** Start of STORED RECORDS **

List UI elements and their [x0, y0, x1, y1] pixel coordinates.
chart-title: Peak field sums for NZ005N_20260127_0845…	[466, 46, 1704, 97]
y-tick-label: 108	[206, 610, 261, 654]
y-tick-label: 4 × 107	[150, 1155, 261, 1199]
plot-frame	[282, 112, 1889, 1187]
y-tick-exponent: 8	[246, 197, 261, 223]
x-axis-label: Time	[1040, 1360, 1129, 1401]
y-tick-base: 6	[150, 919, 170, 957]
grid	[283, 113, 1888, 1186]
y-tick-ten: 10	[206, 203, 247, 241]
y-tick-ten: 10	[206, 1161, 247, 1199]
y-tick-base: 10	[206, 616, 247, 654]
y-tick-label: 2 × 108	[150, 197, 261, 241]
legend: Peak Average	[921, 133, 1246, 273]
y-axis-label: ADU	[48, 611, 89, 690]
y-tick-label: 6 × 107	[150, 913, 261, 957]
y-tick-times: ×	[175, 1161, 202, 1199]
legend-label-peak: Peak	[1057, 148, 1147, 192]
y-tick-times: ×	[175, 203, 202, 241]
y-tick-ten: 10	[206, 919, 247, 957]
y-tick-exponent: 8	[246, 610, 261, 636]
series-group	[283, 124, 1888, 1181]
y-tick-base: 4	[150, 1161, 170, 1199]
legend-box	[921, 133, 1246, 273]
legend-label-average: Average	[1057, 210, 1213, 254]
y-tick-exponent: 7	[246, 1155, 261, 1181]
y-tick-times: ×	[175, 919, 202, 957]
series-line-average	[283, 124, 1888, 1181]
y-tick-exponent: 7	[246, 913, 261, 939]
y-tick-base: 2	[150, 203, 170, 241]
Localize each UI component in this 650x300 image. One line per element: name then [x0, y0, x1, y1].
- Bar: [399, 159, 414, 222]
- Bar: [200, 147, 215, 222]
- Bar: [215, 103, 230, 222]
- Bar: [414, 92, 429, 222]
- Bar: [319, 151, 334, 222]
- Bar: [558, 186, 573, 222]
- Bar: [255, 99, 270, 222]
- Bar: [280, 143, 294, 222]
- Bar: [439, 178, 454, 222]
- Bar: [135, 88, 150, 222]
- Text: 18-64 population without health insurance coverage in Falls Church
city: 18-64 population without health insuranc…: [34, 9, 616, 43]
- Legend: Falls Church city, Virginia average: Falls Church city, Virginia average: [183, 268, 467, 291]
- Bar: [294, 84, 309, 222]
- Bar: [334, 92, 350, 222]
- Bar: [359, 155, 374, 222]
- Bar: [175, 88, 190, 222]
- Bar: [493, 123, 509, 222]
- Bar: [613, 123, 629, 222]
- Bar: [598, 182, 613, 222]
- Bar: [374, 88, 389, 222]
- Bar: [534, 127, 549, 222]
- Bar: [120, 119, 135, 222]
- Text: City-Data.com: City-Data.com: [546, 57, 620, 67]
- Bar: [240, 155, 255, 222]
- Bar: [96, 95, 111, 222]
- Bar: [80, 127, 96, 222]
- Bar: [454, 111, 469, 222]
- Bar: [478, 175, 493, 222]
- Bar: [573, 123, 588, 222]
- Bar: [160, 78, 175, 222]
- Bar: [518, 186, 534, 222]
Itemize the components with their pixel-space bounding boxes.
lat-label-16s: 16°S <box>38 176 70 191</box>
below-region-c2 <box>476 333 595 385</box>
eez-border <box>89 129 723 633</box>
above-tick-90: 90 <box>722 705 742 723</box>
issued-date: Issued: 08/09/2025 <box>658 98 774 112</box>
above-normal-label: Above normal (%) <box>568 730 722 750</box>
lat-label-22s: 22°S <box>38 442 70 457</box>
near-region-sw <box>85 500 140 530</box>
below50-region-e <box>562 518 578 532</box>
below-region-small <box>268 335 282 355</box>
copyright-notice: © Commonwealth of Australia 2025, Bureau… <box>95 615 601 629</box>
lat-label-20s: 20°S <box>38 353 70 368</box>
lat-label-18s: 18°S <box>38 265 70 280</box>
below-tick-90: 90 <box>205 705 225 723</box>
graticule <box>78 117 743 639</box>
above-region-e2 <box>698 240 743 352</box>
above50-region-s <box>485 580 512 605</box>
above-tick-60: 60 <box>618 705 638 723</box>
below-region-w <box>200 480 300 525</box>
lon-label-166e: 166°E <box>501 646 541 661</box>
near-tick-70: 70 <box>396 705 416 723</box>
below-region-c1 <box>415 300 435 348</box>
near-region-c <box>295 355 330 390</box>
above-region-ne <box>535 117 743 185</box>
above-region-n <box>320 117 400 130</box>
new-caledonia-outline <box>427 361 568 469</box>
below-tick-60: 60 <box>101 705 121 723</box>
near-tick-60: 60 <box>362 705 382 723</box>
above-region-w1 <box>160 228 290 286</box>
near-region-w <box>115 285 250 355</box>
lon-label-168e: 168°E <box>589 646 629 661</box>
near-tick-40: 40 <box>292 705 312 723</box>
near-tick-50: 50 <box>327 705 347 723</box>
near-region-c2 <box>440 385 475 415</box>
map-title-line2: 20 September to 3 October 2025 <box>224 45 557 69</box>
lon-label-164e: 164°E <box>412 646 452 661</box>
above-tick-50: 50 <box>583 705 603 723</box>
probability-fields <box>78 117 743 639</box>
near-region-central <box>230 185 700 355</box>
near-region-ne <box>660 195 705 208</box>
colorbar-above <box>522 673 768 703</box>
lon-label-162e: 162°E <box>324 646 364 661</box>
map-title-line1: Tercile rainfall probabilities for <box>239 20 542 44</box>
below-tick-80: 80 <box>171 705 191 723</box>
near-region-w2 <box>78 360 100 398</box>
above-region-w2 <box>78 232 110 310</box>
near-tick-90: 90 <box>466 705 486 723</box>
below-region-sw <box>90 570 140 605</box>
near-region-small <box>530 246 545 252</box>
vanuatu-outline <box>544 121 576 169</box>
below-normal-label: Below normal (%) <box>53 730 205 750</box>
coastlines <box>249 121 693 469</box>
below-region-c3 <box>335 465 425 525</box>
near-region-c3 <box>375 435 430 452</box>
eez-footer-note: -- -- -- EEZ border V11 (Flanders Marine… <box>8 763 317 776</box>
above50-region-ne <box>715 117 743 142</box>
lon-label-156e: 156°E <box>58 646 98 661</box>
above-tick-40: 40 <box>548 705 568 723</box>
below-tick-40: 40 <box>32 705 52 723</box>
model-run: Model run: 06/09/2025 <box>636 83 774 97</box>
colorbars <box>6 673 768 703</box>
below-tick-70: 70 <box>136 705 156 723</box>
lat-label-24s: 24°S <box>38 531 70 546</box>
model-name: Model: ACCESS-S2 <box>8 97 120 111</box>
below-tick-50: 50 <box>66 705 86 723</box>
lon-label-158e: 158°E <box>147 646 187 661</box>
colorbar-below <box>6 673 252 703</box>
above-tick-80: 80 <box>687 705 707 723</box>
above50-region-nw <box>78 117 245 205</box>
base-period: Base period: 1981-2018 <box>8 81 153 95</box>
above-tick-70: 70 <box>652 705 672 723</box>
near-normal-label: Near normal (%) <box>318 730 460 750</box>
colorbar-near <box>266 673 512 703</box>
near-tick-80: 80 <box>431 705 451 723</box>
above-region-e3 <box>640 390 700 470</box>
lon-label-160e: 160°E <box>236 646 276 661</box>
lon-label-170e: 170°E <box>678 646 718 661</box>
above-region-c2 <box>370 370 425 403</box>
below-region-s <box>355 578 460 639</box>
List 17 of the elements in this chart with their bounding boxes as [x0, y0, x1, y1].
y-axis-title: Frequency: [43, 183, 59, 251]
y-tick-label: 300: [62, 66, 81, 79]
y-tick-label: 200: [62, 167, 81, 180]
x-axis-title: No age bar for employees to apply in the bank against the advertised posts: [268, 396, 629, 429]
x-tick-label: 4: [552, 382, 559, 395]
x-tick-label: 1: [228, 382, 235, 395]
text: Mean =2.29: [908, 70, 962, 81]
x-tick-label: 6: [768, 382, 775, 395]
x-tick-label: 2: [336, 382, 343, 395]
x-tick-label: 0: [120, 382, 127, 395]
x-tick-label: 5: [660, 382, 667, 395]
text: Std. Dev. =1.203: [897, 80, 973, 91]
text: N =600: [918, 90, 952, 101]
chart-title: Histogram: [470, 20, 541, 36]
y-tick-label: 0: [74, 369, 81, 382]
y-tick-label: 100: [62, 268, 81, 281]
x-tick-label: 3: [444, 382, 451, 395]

** End of STORED RECORDS **

Rewrite the material as a JSON list of strings, one string per line, starting at the first line and ending at the line that contains "210, 1213, 254]". Omit blank lines.

• _RESPONSE TO THIS TASK_
[
  "List UI elements and their [x0, y0, x1, y1] pixel coordinates.",
  "chart-title: Peak field sums for NZ005N_20260127_0845…\t[466, 46, 1704, 97]",
  "y-tick-label: 108\t[206, 610, 261, 654]",
  "y-tick-label: 4 × 107\t[150, 1155, 261, 1199]",
  "plot-frame\t[282, 112, 1889, 1187]",
  "y-tick-exponent: 8\t[246, 197, 261, 223]",
  "x-axis-label: Time\t[1040, 1360, 1129, 1401]",
  "y-tick-base: 6\t[150, 919, 170, 957]",
  "grid\t[283, 113, 1888, 1186]",
  "y-tick-ten: 10\t[206, 203, 247, 241]",
  "y-tick-ten: 10\t[206, 1161, 247, 1199]",
  "y-tick-base: 10\t[206, 616, 247, 654]",
  "y-tick-label: 2 × 108\t[150, 197, 261, 241]",
  "legend: Peak Average\t[921, 133, 1246, 273]",
  "y-axis-label: ADU\t[48, 611, 89, 690]",
  "y-tick-label: 6 × 107\t[150, 913, 261, 957]",
  "y-tick-times: ×\t[175, 1161, 202, 1199]",
  "legend-label-peak: Peak\t[1057, 148, 1147, 192]",
  "y-tick-times: ×\t[175, 203, 202, 241]",
  "y-tick-ten: 10\t[206, 919, 247, 957]",
  "y-tick-exponent: 8\t[246, 610, 261, 636]",
  "series-group\t[283, 124, 1888, 1181]",
  "y-tick-base: 4\t[150, 1161, 170, 1199]",
  "legend-box\t[921, 133, 1246, 273]",
  "legend-label-average: Average\t[1057, 210, 1213, 254]"
]